* Aim of the exercise
Look through the listing below for the word "Tryptone" and copy every line where it occurs.

* Given entries
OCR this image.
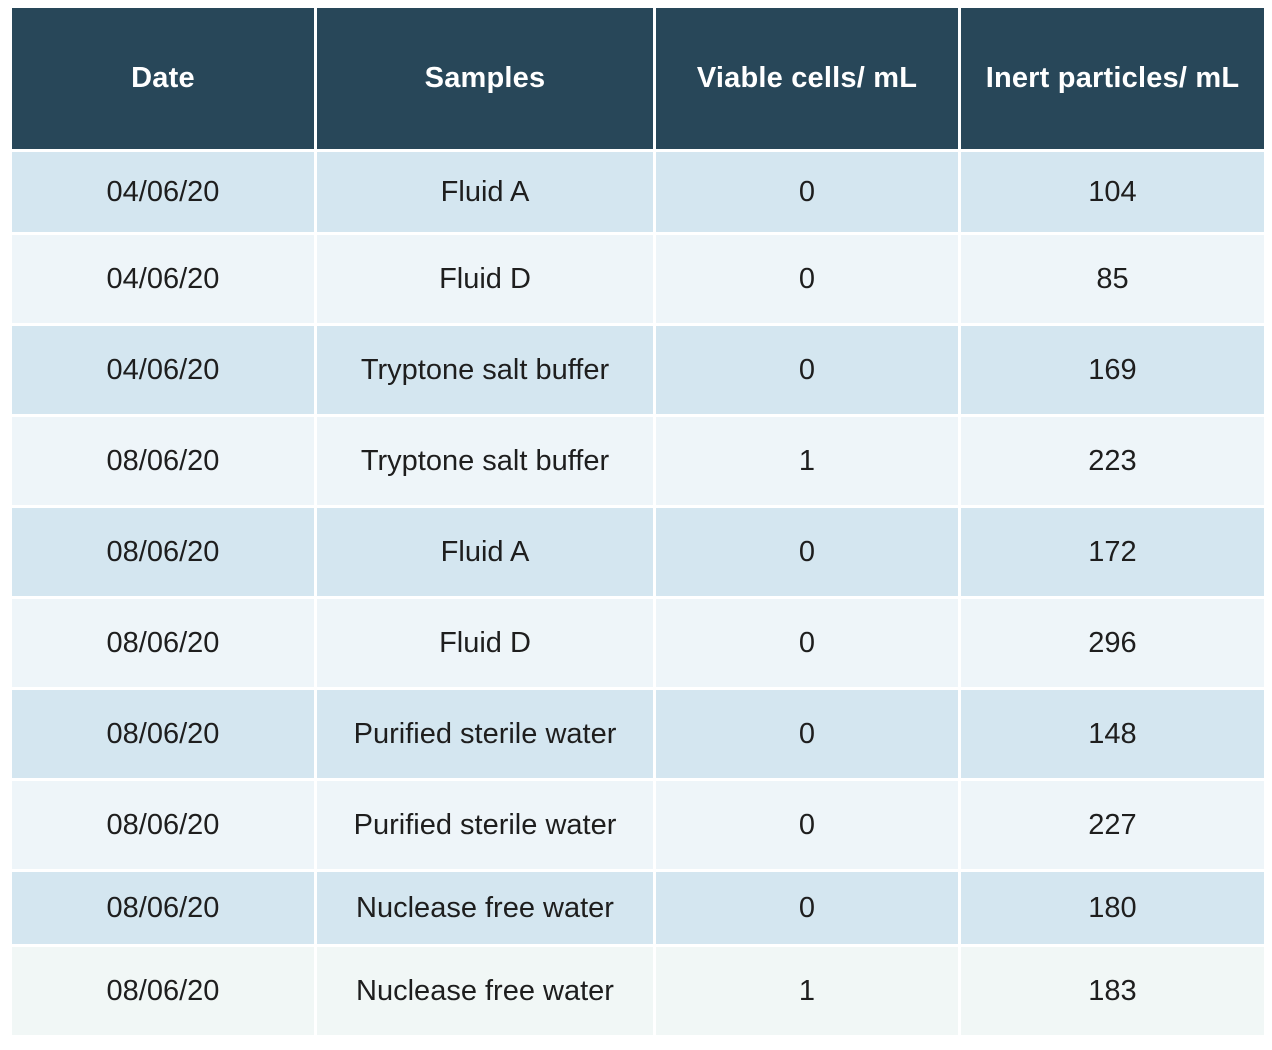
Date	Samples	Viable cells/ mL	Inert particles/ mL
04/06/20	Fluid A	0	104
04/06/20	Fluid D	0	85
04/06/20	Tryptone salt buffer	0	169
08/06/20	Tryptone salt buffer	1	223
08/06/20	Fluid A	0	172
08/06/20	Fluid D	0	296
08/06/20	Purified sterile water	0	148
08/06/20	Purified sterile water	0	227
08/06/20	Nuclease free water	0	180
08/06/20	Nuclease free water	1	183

* Reply to the exercise
04/06/20	Tryptone salt buffer	0	169
08/06/20	Tryptone salt buffer	1	223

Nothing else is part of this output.